> [Material]:
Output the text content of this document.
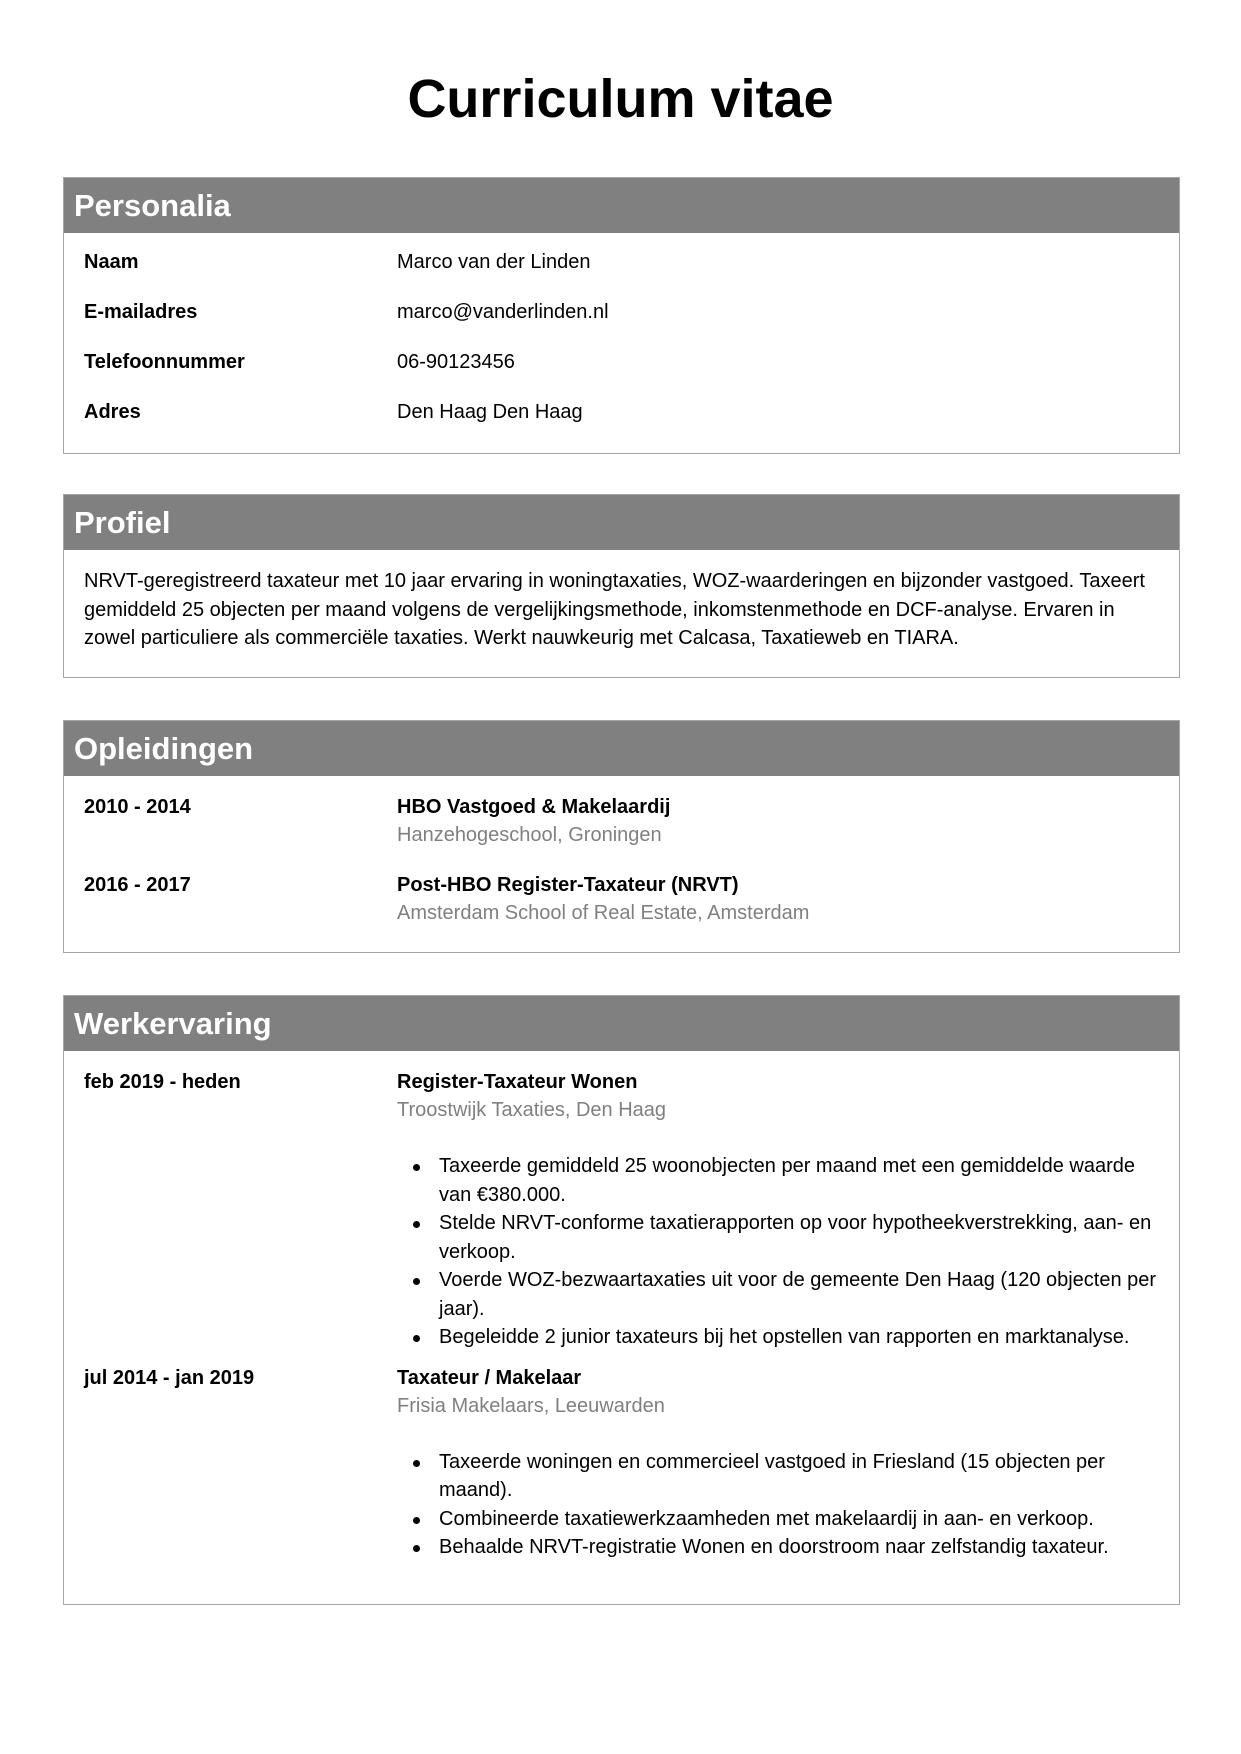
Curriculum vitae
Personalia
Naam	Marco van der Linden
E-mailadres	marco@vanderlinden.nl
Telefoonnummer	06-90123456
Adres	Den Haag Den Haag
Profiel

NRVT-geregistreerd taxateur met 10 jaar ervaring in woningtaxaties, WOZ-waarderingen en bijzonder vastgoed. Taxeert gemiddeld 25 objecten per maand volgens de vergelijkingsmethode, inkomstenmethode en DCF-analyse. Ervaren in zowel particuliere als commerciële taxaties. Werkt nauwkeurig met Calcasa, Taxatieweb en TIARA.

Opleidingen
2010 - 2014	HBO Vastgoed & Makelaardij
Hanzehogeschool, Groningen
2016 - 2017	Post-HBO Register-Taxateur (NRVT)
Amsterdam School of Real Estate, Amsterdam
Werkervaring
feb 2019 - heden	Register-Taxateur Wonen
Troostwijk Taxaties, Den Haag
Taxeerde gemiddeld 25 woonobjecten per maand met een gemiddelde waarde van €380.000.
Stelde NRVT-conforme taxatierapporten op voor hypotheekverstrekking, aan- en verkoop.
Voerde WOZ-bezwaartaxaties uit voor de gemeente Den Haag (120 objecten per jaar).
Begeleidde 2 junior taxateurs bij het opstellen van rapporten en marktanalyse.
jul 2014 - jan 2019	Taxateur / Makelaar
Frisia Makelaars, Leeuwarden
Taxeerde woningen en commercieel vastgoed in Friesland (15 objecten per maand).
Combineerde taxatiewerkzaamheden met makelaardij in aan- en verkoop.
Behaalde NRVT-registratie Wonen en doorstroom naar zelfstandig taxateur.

==

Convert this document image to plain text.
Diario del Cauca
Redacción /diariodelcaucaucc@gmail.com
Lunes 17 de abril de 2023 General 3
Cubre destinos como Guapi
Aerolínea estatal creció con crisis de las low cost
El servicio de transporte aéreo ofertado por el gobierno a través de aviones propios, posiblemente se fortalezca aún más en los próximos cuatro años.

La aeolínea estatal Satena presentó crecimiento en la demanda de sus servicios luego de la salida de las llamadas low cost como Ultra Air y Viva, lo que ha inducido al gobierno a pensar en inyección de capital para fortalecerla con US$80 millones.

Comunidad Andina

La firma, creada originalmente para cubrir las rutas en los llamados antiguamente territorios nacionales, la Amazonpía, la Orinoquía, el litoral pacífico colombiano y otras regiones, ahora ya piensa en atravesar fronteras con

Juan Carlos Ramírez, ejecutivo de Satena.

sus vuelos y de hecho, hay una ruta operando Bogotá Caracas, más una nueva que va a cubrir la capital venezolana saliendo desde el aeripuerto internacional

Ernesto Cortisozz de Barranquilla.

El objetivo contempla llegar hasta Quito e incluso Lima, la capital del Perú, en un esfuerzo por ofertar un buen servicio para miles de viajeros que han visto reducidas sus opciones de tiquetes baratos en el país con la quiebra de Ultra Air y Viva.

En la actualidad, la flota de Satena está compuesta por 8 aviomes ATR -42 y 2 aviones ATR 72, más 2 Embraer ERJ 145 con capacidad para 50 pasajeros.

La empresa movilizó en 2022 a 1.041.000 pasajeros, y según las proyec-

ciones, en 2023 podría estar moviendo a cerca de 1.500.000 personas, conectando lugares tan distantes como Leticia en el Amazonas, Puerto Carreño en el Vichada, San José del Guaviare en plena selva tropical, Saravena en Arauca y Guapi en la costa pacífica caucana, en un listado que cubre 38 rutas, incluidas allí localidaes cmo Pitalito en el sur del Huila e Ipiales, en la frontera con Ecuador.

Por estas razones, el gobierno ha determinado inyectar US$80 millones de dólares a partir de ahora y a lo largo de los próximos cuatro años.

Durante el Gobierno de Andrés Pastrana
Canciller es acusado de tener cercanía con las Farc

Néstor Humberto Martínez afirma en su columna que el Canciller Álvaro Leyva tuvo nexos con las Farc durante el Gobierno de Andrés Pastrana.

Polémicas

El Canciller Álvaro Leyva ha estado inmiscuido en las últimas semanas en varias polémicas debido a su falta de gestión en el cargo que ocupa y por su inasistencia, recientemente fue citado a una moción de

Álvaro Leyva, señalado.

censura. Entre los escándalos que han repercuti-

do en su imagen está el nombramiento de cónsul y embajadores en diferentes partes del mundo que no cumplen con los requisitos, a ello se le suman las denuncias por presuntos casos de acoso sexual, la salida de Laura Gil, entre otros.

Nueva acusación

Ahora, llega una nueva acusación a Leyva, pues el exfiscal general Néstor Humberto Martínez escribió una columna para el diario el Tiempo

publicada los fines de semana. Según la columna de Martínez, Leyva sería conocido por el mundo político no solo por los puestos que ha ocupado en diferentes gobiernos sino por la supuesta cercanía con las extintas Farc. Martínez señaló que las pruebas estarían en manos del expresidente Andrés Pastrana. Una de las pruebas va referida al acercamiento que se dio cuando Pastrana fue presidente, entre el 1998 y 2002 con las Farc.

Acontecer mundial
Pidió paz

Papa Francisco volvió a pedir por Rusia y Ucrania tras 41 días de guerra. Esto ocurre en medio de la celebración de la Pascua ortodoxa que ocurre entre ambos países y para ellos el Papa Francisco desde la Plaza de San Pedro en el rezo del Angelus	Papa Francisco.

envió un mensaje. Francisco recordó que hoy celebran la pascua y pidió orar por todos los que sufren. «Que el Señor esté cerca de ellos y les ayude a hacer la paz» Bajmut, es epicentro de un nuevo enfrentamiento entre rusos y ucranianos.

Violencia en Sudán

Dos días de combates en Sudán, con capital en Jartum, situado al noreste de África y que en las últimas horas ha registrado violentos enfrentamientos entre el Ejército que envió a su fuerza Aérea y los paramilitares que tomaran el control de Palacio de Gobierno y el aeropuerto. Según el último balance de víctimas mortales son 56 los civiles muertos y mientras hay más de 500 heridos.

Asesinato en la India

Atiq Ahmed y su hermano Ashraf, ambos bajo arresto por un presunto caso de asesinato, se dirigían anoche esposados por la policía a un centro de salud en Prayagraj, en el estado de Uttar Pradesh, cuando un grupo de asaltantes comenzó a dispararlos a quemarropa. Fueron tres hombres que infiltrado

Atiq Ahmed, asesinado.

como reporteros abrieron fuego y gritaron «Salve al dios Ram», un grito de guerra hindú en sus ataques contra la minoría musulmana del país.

> [Task directions]: Copy each line of the listing that includes "Néstor".

> [Exercise response]:
Néstor Humberto Martínez afirma en su columna que el Canciller Álvaro Leyva tuvo nexos con las Farc durante el Gobierno de Andrés Pastrana.
Ahora, llega una nueva acusación a Leyva, pues el exfiscal general Néstor Humberto Martínez escribió una columna para el diario el Tiempo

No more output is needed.